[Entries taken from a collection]
※

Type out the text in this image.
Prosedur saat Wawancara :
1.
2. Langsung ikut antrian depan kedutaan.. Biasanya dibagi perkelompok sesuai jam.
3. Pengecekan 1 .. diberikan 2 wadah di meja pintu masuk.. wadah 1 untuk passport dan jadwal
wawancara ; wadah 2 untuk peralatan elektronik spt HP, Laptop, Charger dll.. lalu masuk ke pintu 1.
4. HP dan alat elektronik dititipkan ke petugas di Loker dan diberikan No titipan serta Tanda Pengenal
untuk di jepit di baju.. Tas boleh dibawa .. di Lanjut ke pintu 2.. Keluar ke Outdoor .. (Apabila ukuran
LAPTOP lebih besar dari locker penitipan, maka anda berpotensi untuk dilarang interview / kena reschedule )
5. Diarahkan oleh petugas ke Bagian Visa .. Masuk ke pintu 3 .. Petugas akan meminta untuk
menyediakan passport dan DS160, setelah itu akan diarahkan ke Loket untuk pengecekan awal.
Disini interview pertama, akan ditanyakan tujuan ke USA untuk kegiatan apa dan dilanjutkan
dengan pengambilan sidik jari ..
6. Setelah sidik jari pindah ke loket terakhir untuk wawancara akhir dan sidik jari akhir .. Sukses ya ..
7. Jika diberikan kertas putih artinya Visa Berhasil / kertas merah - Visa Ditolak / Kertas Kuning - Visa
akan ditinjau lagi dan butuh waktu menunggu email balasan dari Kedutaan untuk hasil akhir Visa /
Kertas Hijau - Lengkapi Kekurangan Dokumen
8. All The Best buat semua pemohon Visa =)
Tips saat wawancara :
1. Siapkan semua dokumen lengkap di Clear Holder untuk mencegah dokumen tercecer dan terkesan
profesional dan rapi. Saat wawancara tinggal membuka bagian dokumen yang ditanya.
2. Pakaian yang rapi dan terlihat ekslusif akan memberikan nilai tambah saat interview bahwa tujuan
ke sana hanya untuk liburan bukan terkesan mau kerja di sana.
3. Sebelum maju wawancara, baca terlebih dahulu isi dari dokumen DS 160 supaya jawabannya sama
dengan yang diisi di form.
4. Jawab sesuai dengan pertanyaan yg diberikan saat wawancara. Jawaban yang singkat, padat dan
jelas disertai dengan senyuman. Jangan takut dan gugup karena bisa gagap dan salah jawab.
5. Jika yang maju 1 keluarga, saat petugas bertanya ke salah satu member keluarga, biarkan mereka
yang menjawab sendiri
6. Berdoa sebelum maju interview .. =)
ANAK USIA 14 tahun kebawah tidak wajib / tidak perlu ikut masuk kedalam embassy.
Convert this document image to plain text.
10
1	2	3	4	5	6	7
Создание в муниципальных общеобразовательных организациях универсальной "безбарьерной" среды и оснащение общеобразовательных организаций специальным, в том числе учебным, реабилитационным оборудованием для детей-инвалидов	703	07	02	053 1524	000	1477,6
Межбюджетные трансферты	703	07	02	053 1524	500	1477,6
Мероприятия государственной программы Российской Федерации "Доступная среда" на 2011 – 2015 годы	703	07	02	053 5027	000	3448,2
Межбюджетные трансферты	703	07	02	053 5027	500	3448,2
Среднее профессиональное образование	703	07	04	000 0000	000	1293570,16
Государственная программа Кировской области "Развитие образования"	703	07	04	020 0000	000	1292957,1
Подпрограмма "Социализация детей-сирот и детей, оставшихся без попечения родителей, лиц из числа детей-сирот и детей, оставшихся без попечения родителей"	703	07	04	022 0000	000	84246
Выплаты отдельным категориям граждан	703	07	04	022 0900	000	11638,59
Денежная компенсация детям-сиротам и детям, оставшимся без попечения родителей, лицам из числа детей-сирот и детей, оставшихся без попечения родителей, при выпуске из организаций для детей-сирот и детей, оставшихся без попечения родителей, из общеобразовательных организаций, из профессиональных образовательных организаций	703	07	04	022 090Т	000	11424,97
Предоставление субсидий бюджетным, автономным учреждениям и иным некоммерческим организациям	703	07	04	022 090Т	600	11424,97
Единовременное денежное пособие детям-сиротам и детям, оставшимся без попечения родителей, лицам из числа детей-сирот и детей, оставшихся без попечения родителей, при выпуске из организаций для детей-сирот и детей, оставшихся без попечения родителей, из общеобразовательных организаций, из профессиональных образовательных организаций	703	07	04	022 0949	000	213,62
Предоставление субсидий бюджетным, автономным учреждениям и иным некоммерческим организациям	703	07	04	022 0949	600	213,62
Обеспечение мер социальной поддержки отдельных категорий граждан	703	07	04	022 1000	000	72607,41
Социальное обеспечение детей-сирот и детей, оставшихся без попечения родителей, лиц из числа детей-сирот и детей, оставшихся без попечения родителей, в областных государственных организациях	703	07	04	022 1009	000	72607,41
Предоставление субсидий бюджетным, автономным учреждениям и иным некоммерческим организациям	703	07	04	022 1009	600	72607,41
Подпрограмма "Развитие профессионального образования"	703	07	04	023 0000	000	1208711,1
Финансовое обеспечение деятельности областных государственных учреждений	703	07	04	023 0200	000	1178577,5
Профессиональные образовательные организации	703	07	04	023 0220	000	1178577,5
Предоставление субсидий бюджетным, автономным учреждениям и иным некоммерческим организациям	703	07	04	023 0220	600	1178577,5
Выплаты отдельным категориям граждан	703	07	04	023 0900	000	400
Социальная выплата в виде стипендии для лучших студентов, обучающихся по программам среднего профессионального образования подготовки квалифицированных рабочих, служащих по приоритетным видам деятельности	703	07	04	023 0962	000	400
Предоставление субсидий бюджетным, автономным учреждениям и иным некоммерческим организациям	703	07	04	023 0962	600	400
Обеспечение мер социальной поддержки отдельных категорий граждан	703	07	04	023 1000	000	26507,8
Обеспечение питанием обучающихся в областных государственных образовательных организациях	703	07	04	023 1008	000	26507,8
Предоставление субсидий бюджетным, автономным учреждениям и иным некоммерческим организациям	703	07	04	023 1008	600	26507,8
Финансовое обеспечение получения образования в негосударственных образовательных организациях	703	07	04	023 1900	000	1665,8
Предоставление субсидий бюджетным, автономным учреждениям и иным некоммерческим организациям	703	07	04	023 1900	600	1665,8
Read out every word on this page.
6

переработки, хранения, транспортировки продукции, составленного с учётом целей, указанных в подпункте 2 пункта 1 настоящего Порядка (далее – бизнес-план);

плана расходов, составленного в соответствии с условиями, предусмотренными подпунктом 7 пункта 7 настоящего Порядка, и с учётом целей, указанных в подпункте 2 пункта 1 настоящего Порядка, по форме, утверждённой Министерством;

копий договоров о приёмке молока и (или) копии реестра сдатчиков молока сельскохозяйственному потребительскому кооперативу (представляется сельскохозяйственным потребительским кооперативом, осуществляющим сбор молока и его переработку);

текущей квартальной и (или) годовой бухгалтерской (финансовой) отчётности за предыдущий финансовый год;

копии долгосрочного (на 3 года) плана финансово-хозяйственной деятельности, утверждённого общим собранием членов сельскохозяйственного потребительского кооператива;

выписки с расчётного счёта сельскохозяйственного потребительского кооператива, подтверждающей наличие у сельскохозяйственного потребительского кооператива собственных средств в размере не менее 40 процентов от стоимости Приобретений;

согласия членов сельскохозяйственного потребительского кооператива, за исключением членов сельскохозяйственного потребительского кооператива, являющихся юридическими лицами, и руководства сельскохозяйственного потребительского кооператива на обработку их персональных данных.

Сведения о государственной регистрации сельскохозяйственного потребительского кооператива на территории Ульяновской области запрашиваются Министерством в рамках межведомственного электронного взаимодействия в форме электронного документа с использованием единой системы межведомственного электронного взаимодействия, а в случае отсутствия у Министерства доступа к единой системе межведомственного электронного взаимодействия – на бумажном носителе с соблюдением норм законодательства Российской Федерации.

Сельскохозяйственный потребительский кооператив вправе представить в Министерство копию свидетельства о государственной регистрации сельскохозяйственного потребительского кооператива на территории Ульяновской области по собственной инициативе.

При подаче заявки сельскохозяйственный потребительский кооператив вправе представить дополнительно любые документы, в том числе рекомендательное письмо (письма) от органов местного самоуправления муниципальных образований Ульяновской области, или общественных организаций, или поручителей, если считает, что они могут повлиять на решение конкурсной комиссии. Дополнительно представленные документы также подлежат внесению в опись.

※

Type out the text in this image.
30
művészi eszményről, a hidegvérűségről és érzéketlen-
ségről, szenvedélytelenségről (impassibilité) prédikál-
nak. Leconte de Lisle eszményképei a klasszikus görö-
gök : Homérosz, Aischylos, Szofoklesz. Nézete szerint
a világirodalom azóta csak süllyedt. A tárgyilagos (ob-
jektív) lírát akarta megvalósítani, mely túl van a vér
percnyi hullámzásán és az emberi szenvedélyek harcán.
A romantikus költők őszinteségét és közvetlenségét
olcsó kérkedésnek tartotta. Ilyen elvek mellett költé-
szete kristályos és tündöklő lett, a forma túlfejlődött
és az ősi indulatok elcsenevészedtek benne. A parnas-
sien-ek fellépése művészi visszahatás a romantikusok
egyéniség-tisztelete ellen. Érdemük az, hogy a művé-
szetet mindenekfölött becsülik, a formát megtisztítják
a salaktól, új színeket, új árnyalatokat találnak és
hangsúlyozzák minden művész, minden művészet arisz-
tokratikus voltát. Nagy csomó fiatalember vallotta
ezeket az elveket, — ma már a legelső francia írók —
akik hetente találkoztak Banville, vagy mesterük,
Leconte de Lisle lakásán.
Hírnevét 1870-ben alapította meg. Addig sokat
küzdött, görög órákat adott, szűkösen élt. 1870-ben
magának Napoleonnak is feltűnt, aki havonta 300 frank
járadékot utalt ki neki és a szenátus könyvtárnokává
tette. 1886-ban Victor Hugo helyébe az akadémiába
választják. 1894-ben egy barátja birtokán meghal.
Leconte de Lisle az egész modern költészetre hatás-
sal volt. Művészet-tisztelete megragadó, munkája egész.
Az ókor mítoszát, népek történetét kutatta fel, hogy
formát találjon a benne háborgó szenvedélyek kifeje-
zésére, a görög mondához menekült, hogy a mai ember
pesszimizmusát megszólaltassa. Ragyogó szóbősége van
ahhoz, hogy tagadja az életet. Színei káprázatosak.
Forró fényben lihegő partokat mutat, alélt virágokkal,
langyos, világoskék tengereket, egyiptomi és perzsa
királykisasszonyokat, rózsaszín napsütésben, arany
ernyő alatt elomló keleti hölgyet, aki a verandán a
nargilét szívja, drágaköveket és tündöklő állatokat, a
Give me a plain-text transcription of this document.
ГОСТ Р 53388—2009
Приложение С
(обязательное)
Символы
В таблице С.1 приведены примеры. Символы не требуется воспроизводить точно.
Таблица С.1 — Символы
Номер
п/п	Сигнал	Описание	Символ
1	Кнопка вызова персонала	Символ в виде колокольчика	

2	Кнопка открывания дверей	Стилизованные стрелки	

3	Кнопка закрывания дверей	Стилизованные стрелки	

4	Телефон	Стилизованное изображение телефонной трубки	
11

※

▶ Your objective: Tally the lines of the listing in which the word "passport" occurs, and state the total alone.

▶ Worked solution: 2